[YOUR GOAL]
Tally the lines in these records that hold the string "considered", and reply with the number alone.

[INPUT MATERIAL]
-=-=-

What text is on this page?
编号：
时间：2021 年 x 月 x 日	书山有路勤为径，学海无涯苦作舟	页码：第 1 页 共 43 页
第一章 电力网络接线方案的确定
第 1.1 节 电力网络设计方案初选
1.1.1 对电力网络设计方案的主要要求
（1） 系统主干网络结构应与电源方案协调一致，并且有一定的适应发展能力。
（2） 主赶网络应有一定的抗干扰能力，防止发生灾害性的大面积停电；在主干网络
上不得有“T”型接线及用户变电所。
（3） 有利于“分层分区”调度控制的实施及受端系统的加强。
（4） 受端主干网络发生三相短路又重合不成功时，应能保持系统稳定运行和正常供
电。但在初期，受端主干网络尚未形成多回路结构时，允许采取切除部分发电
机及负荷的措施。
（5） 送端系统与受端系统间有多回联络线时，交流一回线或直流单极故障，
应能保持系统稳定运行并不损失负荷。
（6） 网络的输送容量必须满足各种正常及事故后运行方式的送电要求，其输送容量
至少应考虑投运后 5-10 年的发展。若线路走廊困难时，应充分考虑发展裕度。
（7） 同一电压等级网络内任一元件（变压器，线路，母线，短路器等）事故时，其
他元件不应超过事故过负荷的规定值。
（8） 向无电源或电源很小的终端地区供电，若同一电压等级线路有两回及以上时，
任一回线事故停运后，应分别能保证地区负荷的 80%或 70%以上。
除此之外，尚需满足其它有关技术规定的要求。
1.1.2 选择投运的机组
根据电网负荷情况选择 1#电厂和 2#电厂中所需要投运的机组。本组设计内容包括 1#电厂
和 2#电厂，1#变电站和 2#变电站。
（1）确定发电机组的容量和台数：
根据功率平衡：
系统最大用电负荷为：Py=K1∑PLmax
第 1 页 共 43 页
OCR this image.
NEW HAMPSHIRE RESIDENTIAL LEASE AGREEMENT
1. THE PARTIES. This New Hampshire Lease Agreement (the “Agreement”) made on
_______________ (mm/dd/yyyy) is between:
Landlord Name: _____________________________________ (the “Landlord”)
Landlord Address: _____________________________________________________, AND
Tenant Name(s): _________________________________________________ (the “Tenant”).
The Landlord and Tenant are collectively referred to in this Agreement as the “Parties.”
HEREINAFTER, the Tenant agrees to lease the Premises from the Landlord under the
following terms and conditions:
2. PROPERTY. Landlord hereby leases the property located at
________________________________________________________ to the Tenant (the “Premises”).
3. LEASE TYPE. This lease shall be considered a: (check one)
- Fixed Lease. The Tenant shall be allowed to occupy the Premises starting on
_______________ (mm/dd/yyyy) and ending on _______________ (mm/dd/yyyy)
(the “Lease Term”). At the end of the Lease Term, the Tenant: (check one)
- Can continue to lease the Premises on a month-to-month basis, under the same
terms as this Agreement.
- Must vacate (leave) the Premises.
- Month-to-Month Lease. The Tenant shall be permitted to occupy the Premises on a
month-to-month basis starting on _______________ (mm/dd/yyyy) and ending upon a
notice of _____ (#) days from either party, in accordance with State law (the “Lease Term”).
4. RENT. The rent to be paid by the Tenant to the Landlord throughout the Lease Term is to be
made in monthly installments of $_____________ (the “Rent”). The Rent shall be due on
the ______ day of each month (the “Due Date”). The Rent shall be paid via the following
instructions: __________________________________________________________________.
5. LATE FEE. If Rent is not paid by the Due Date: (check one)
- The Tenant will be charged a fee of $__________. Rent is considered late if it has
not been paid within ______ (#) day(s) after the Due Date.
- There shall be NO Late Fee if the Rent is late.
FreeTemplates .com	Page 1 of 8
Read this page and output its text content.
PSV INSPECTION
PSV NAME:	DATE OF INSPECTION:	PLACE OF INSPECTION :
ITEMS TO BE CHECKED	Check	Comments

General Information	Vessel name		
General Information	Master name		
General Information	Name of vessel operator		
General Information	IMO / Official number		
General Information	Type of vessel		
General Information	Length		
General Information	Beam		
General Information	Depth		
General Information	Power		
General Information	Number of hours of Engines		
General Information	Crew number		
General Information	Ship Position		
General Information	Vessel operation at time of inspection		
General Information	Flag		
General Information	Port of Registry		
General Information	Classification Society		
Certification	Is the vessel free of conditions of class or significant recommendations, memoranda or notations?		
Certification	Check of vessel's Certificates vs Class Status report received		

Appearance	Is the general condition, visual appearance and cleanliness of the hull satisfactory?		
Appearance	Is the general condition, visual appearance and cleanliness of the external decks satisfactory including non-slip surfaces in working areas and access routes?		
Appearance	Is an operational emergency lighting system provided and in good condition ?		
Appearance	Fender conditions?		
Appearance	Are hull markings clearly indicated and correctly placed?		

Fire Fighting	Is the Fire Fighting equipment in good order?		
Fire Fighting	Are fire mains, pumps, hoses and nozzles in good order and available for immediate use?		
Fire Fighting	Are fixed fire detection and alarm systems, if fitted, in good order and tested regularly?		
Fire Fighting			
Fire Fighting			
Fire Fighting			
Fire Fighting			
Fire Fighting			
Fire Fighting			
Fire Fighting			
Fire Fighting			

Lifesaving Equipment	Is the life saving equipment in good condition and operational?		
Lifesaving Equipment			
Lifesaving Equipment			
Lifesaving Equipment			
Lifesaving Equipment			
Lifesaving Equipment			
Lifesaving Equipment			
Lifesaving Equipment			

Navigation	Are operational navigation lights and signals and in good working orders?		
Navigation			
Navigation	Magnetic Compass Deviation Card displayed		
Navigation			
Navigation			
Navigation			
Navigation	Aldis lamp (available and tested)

-=-=-

[RESPONSE TO THIS TASK]
2